* [Stored records]
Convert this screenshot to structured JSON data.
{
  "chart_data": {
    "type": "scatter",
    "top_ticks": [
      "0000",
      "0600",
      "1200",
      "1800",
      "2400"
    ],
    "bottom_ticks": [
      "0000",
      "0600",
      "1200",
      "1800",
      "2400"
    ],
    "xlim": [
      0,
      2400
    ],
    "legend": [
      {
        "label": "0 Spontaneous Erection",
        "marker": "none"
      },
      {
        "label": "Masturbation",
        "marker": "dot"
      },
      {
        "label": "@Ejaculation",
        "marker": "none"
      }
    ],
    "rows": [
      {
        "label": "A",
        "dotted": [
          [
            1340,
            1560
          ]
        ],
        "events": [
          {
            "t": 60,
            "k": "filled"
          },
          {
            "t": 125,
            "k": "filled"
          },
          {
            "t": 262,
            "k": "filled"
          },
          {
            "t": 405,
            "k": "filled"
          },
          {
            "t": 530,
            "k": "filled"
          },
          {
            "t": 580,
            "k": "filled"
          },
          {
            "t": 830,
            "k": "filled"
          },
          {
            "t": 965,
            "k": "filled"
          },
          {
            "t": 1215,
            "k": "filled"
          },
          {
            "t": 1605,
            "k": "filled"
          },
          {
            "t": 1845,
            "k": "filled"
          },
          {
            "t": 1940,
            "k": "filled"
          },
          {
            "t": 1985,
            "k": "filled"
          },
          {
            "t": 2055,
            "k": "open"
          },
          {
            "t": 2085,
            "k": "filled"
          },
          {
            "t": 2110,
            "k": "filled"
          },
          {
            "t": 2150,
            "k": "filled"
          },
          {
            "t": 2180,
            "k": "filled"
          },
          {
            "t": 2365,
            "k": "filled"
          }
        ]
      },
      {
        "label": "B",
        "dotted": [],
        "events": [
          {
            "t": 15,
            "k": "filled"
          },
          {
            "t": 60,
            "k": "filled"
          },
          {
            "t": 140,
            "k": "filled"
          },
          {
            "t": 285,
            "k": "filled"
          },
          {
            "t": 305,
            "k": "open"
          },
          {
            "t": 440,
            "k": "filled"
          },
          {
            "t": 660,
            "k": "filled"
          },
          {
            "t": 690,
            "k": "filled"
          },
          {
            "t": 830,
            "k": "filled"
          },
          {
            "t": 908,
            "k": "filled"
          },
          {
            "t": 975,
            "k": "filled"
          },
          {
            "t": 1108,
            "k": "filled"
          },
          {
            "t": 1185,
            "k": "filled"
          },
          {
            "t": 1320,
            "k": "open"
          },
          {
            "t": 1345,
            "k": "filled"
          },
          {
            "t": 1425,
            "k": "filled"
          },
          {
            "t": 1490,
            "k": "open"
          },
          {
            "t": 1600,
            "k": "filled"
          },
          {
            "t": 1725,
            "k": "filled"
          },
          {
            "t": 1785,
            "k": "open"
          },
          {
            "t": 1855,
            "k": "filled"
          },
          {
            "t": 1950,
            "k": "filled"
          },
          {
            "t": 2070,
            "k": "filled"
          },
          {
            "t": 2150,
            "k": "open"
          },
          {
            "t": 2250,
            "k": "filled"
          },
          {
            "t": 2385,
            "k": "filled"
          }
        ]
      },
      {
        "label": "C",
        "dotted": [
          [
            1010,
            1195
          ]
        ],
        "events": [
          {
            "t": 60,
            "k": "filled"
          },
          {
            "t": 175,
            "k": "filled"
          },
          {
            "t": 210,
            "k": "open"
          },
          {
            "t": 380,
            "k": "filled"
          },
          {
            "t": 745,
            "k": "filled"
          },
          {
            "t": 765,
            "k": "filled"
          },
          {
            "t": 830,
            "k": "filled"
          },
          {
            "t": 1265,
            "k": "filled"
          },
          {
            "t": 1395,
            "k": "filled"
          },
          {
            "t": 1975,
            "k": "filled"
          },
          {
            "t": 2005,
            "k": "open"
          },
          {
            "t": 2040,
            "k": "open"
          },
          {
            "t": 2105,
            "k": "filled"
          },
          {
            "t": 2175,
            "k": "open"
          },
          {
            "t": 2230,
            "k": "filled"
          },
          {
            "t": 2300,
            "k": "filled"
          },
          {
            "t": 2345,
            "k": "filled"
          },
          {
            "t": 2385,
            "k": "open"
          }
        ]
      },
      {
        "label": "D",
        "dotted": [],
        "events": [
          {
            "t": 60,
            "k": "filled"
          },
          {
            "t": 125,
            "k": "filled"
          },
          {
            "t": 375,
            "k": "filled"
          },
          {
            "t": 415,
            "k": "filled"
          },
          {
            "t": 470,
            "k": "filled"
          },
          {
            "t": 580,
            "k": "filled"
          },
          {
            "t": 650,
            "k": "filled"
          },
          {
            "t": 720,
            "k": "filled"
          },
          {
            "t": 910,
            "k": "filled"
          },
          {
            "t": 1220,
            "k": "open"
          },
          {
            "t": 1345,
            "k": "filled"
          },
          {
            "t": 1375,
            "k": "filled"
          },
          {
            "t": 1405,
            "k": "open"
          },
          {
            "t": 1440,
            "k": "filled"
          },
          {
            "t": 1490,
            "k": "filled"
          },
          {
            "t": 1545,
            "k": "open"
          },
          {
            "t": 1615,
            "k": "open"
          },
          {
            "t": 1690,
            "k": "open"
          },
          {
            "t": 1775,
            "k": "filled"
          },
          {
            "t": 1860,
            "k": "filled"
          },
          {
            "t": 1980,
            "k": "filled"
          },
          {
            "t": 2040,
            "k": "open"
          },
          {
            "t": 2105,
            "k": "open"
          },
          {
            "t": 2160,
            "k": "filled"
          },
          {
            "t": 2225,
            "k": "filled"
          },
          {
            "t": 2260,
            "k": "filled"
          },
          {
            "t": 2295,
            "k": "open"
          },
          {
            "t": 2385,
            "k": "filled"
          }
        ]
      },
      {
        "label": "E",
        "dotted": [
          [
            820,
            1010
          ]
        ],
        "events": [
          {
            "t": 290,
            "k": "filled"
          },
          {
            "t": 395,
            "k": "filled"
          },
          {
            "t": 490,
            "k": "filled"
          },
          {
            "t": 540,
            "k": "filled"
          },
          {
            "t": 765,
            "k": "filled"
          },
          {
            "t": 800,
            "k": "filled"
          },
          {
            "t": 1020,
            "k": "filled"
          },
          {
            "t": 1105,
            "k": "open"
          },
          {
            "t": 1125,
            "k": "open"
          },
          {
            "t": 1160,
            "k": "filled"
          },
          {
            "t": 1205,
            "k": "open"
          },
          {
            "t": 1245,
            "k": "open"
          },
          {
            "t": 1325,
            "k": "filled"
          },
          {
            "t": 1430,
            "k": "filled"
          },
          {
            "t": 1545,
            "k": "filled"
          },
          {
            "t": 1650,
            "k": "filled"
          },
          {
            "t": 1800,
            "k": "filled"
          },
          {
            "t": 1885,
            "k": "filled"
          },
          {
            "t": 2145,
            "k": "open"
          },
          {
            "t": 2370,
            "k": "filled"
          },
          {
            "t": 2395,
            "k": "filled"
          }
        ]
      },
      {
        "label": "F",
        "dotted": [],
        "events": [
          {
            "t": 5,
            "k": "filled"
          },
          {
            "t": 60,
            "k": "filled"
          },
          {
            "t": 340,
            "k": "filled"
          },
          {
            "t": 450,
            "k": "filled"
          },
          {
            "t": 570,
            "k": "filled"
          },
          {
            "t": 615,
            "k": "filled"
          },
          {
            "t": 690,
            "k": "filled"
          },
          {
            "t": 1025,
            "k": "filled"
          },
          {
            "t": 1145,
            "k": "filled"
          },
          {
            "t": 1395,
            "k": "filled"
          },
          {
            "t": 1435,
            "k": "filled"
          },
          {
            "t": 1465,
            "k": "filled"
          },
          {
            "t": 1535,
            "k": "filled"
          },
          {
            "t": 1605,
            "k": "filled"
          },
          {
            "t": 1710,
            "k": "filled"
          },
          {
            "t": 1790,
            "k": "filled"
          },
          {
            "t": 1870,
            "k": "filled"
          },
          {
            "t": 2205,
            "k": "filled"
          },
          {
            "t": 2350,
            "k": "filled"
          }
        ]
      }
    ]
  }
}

* [What to do] Select and copy every line from the records that includes the word "label".

* [The answer]
        "label": "0 Spontaneous Erection",
        "label": "Masturbation",
        "label": "@Ejaculation",
        "label": "A",
        "label": "B",
        "label": "C",
        "label": "D",
        "label": "E",
        "label": "F",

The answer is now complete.